-- BEGIN Dataset content --
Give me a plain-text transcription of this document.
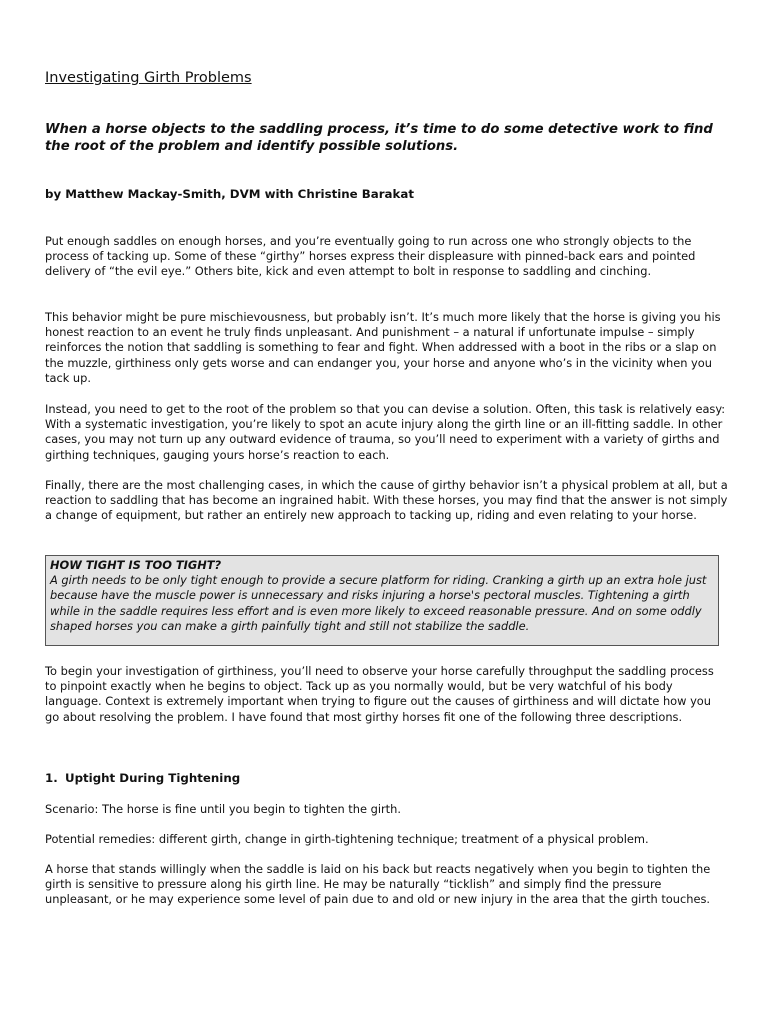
Investigating Girth Problems

When a horse objects to the saddling process, it’s time to do some detective work to find the root of the problem and identify possible solutions.

by Matthew Mackay-Smith, DVM with Christine Barakat

Put enough saddles on enough horses, and you’re eventually going to run across one who strongly objects to the process of tacking up. Some of these “girthy” horses express their displeasure with pinned-back ears and pointed delivery of “the evil eye.” Others bite, kick and even attempt to bolt in response to saddling and cinching.

This behavior might be pure mischievousness, but probably isn’t. It’s much more likely that the horse is giving you his honest reaction to an event he truly finds unpleasant. And punishment – a natural if unfortunate impulse – simply reinforces the notion that saddling is something to fear and fight. When addressed with a boot in the ribs or a slap on the muzzle, girthiness only gets worse and can endanger you, your horse and anyone who’s in the vicinity when you tack up.

Instead, you need to get to the root of the problem so that you can devise a solution. Often, this task is relatively easy: With a systematic investigation, you’re likely to spot an acute injury along the girth line or an ill-fitting saddle. In other cases, you may not turn up any outward evidence of trauma, so you’ll need to experiment with a variety of girths and girthing techniques, gauging yours horse’s reaction to each.

Finally, there are the most challenging cases, in which the cause of girthy behavior isn’t a physical problem at all, but a reaction to saddling that has become an ingrained habit. With these horses, you may find that the answer is not simply a change of equipment, but rather an entirely new approach to tacking up, riding and even relating to your horse.

HOW TIGHT IS TOO TIGHT?

A girth needs to be only tight enough to provide a secure platform for riding. Cranking a girth up an extra hole just because have the muscle power is unnecessary and risks injuring a horse's pectoral muscles. Tightening a girth while in the saddle requires less effort and is even more likely to exceed reasonable pressure. And on some oddly shaped horses you can make a girth painfully tight and still not stabilize the saddle.

To begin your investigation of girthiness, you’ll need to observe your horse carefully throughput the saddling process to pinpoint exactly when he begins to object. Tack up as you normally would, but be very watchful of his body language. Context is extremely important when trying to figure out the causes of girthiness and will dictate how you go about resolving the problem. I have found that most girthy horses fit one of the following three descriptions.

1. Uptight During Tightening

Scenario: The horse is fine until you begin to tighten the girth.

Potential remedies: different girth, change in girth-tightening technique; treatment of a physical problem.

A horse that stands willingly when the saddle is laid on his back but reacts negatively when you begin to tighten the girth is sensitive to pressure along his girth line. He may be naturally “ticklish” and simply find the pressure unpleasant, or he may experience some level of pain due to and old or new injury in the area that the girth touches.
-- END Dataset content --
Reproduce the entries above exactly. Do not include the images.

Give me a plain-text transcription of this document.
Investigating Girth Problems

When a horse objects to the saddling process, it’s time to do some detective work to find the root of the problem and identify possible solutions.

by Matthew Mackay-Smith, DVM with Christine Barakat

Put enough saddles on enough horses, and you’re eventually going to run across one who strongly objects to the process of tacking up. Some of these “girthy” horses express their displeasure with pinned-back ears and pointed delivery of “the evil eye.” Others bite, kick and even attempt to bolt in response to saddling and cinching.

This behavior might be pure mischievousness, but probably isn’t. It’s much more likely that the horse is giving you his honest reaction to an event he truly finds unpleasant. And punishment – a natural if unfortunate impulse – simply reinforces the notion that saddling is something to fear and fight. When addressed with a boot in the ribs or a slap on the muzzle, girthiness only gets worse and can endanger you, your horse and anyone who’s in the vicinity when you tack up.

Instead, you need to get to the root of the problem so that you can devise a solution. Often, this task is relatively easy: With a systematic investigation, you’re likely to spot an acute injury along the girth line or an ill-fitting saddle. In other cases, you may not turn up any outward evidence of trauma, so you’ll need to experiment with a variety of girths and girthing techniques, gauging yours horse’s reaction to each.

Finally, there are the most challenging cases, in which the cause of girthy behavior isn’t a physical problem at all, but a reaction to saddling that has become an ingrained habit. With these horses, you may find that the answer is not simply a change of equipment, but rather an entirely new approach to tacking up, riding and even relating to your horse.

HOW TIGHT IS TOO TIGHT?

A girth needs to be only tight enough to provide a secure platform for riding. Cranking a girth up an extra hole just because have the muscle power is unnecessary and risks injuring a horse's pectoral muscles. Tightening a girth while in the saddle requires less effort and is even more likely to exceed reasonable pressure. And on some oddly shaped horses you can make a girth painfully tight and still not stabilize the saddle.

To begin your investigation of girthiness, you’ll need to observe your horse carefully throughput the saddling process to pinpoint exactly when he begins to object. Tack up as you normally would, but be very watchful of his body language. Context is extremely important when trying to figure out the causes of girthiness and will dictate how you go about resolving the problem. I have found that most girthy horses fit one of the following three descriptions.

1. Uptight During Tightening

Scenario: The horse is fine until you begin to tighten the girth.

Potential remedies: different girth, change in girth-tightening technique; treatment of a physical problem.

A horse that stands willingly when the saddle is laid on his back but reacts negatively when you begin to tighten the girth is sensitive to pressure along his girth line. He may be naturally “ticklish” and simply find the pressure unpleasant, or he may experience some level of pain due to and old or new injury in the area that the girth touches.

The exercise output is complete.